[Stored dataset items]

***

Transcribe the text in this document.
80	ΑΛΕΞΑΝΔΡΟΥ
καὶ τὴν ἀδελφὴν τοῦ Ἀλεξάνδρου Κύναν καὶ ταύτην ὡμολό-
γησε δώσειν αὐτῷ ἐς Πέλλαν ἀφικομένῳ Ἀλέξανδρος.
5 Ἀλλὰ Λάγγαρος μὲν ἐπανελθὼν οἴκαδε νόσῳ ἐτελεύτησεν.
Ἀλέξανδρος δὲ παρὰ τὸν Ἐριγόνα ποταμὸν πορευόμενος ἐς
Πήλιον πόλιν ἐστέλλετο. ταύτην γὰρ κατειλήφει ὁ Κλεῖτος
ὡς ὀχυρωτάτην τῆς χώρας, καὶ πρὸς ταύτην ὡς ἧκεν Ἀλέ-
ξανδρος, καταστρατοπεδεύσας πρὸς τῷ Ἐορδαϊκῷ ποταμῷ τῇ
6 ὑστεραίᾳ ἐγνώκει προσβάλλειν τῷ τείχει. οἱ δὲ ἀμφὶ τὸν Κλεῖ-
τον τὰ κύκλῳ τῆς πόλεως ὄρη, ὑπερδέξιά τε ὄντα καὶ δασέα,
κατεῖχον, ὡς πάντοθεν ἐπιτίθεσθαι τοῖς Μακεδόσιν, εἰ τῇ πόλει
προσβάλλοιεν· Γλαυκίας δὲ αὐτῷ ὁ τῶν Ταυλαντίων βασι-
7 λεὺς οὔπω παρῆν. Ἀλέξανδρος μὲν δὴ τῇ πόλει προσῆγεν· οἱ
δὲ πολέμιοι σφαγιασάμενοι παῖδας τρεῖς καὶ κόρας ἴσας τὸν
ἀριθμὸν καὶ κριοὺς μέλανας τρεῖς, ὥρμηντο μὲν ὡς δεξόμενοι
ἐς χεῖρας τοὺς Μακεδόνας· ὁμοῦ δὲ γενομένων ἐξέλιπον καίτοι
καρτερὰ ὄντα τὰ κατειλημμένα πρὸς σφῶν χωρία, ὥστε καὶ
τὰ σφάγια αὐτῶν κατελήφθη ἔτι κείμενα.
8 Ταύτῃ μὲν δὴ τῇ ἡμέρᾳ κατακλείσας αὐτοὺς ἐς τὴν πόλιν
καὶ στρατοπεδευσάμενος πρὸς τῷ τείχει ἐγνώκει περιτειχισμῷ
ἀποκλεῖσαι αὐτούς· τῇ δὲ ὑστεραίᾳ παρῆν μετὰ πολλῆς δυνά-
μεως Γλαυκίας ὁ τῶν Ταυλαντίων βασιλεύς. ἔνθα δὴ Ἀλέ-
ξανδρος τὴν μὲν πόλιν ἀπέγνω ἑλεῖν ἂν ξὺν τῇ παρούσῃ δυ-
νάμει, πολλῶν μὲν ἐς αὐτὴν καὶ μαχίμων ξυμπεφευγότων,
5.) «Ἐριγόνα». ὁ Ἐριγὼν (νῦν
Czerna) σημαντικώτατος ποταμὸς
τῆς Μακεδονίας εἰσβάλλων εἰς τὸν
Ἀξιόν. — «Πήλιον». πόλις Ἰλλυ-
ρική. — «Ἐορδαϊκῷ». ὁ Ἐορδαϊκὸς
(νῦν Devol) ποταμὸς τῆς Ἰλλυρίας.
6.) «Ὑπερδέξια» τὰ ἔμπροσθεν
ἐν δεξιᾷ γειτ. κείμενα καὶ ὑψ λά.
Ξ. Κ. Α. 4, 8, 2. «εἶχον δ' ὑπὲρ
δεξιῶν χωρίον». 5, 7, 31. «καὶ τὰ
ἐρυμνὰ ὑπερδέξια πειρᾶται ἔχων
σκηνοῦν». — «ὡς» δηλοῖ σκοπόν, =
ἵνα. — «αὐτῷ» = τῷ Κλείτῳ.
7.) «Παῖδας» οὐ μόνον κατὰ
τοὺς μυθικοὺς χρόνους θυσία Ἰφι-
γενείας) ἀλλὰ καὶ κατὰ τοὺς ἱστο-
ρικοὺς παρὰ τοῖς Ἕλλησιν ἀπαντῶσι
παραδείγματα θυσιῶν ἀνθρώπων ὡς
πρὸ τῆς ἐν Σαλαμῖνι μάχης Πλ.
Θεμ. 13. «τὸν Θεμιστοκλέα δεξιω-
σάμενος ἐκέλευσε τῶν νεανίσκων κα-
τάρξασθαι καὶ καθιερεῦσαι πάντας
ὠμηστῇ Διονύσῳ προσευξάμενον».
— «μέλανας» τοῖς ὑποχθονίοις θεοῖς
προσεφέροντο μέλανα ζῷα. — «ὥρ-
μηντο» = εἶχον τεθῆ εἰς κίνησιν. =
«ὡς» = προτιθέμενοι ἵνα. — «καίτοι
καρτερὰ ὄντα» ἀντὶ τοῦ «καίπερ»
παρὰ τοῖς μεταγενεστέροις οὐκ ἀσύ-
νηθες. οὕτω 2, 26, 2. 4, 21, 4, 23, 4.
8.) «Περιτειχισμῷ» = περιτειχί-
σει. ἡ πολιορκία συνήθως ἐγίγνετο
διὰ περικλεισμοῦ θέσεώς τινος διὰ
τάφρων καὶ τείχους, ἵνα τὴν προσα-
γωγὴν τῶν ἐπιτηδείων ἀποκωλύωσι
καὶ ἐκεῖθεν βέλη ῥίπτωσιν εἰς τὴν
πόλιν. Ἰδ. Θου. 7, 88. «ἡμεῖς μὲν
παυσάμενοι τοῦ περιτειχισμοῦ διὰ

***

Take each line of the material that contains the word "καίτοι" and list it.

ἐς χεῖρας τοὺς Μακεδόνας· ὁμοῦ δὲ γενομένων ἐξέλιπον καίτοι
«ὡς» = προτιθέμενοι ἵνα. — «καίτοι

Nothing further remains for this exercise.